PROBLEM DETAILS → Tally the lines in the listing below that contain the string "bookmark", and give only that number.

THE RECORDS →
= = =
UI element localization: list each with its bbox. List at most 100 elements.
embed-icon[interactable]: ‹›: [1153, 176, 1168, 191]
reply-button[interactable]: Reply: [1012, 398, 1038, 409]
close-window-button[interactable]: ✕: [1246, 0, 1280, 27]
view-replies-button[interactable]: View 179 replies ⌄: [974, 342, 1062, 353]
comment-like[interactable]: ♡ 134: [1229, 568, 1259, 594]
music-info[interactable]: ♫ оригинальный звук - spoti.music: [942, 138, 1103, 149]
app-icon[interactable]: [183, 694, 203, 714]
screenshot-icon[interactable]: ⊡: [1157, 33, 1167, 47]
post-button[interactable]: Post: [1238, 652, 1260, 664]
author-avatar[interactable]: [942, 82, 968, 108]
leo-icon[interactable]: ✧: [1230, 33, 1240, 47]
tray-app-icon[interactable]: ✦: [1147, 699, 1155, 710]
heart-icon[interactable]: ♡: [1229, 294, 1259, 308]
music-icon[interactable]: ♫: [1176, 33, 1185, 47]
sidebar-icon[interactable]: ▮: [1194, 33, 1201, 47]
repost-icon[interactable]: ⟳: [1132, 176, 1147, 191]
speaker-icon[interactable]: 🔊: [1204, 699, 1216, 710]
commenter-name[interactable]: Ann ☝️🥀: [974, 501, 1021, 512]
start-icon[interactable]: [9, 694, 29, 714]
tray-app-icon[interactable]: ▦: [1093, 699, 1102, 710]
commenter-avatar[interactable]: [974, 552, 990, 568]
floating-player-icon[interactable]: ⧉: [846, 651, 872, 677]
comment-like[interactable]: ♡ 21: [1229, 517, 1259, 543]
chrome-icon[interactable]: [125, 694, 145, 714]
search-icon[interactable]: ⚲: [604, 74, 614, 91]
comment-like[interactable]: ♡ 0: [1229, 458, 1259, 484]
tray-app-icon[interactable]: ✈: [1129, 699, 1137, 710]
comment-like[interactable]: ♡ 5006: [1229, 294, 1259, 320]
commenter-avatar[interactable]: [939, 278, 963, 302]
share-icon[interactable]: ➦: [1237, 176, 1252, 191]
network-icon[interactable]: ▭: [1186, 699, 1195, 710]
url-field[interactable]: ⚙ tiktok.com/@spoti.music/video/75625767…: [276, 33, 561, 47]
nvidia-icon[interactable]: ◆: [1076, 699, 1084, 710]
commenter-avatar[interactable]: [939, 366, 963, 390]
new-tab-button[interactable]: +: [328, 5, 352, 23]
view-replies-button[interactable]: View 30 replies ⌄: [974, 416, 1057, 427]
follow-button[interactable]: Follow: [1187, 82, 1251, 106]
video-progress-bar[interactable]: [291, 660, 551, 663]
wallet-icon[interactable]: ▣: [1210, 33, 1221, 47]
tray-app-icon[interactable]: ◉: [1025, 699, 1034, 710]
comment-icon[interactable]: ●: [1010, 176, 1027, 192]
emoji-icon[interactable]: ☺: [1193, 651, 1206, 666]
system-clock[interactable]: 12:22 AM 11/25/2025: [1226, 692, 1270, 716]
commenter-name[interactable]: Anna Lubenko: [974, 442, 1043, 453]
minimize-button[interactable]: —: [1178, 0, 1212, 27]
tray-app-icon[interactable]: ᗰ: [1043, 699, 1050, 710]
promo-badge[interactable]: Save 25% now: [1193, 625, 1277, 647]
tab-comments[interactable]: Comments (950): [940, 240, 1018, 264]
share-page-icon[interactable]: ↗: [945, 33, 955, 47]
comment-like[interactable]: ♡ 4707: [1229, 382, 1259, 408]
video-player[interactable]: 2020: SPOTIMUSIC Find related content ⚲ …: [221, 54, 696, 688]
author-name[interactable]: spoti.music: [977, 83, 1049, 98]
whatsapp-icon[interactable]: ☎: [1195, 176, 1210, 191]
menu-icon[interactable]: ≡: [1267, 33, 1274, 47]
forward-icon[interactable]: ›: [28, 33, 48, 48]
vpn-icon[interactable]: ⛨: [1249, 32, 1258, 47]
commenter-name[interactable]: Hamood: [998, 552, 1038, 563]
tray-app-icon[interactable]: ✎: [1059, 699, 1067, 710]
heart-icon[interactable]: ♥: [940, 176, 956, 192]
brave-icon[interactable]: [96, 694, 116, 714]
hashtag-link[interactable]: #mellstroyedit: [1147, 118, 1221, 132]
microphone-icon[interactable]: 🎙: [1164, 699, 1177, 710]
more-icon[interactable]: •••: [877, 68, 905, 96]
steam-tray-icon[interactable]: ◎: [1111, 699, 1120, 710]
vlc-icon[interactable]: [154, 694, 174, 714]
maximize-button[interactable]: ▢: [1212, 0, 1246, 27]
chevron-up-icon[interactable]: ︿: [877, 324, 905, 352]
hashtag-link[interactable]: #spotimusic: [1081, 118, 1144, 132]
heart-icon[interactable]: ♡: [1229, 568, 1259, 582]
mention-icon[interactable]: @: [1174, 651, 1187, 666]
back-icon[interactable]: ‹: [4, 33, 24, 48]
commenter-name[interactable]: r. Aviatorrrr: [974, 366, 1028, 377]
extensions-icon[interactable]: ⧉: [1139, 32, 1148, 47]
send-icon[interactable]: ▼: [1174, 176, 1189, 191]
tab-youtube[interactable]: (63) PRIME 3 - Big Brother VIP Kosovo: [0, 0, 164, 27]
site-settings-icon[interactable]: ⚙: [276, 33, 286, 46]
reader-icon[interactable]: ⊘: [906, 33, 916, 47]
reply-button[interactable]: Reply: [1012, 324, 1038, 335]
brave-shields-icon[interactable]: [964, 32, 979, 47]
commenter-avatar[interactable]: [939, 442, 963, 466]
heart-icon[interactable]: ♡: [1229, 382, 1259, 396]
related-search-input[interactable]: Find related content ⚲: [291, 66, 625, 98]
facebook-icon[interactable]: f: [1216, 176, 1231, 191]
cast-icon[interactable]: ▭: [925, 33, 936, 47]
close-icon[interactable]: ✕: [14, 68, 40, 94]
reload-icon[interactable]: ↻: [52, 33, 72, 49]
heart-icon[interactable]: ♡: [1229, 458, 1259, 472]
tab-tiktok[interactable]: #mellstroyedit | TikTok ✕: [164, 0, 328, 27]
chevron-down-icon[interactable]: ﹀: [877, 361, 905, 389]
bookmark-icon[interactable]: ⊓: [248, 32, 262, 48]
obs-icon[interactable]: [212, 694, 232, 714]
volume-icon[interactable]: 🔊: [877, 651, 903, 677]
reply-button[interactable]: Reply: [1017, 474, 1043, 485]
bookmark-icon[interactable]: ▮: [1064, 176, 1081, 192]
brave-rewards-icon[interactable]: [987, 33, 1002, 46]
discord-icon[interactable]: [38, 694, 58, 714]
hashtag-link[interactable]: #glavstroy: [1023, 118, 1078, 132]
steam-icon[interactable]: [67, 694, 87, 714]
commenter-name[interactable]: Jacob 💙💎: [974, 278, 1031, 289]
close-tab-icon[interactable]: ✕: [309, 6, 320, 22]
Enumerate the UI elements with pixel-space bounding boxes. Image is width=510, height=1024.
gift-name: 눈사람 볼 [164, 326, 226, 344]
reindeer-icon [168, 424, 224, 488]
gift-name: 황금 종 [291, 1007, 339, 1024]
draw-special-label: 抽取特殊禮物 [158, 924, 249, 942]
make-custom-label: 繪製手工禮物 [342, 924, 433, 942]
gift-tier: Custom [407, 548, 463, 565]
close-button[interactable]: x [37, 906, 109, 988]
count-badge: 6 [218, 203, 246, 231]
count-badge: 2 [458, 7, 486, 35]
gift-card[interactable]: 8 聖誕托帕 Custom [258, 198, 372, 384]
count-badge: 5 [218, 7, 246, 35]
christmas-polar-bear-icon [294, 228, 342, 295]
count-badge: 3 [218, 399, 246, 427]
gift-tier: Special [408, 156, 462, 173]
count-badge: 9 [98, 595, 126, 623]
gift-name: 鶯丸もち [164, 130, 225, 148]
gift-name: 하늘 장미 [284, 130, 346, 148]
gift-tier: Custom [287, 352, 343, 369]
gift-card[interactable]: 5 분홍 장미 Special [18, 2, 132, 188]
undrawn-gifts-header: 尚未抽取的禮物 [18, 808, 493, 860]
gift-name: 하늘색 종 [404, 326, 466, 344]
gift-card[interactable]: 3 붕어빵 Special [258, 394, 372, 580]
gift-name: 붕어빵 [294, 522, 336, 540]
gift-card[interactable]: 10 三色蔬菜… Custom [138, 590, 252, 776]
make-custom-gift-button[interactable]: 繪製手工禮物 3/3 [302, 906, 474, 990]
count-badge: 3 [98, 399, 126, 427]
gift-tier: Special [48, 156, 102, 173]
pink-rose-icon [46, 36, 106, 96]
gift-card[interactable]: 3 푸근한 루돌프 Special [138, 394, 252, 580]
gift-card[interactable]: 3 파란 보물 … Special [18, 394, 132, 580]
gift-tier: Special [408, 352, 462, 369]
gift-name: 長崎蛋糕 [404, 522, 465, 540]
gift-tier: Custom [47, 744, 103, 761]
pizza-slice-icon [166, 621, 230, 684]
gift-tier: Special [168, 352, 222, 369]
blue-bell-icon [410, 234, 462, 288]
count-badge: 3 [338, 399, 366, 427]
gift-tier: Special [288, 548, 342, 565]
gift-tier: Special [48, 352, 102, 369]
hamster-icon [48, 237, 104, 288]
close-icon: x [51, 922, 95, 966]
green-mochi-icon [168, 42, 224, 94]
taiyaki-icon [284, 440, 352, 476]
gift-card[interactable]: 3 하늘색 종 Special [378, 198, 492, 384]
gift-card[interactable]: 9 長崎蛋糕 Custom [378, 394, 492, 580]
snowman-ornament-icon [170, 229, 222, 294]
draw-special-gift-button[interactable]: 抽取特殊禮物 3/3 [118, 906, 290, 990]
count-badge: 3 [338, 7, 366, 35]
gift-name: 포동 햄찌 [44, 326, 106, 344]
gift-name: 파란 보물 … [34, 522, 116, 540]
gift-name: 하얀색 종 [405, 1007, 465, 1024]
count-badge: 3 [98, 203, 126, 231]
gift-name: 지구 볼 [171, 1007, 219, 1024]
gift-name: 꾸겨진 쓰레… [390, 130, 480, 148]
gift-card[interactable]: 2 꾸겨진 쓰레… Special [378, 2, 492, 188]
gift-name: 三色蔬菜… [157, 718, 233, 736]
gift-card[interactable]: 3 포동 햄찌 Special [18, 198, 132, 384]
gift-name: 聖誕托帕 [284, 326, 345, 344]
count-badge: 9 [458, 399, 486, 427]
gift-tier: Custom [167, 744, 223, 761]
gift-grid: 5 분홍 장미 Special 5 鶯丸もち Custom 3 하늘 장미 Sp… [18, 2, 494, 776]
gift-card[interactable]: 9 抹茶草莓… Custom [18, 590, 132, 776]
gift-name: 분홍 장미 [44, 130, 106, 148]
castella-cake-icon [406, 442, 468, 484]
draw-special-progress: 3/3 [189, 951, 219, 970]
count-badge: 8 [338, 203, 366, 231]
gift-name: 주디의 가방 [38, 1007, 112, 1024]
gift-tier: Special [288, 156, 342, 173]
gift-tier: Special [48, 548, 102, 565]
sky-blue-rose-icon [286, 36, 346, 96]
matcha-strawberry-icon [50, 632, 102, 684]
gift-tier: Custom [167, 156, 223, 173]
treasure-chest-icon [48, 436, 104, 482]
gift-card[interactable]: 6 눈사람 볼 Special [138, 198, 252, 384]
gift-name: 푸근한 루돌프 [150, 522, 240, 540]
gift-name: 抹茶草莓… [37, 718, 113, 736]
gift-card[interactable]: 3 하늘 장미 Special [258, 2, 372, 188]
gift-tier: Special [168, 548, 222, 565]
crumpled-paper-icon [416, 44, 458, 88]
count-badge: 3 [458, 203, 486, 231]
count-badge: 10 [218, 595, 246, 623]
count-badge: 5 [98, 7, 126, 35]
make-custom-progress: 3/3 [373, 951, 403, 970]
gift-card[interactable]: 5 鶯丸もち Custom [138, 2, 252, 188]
= = =
REPLY TO THE TASK → 2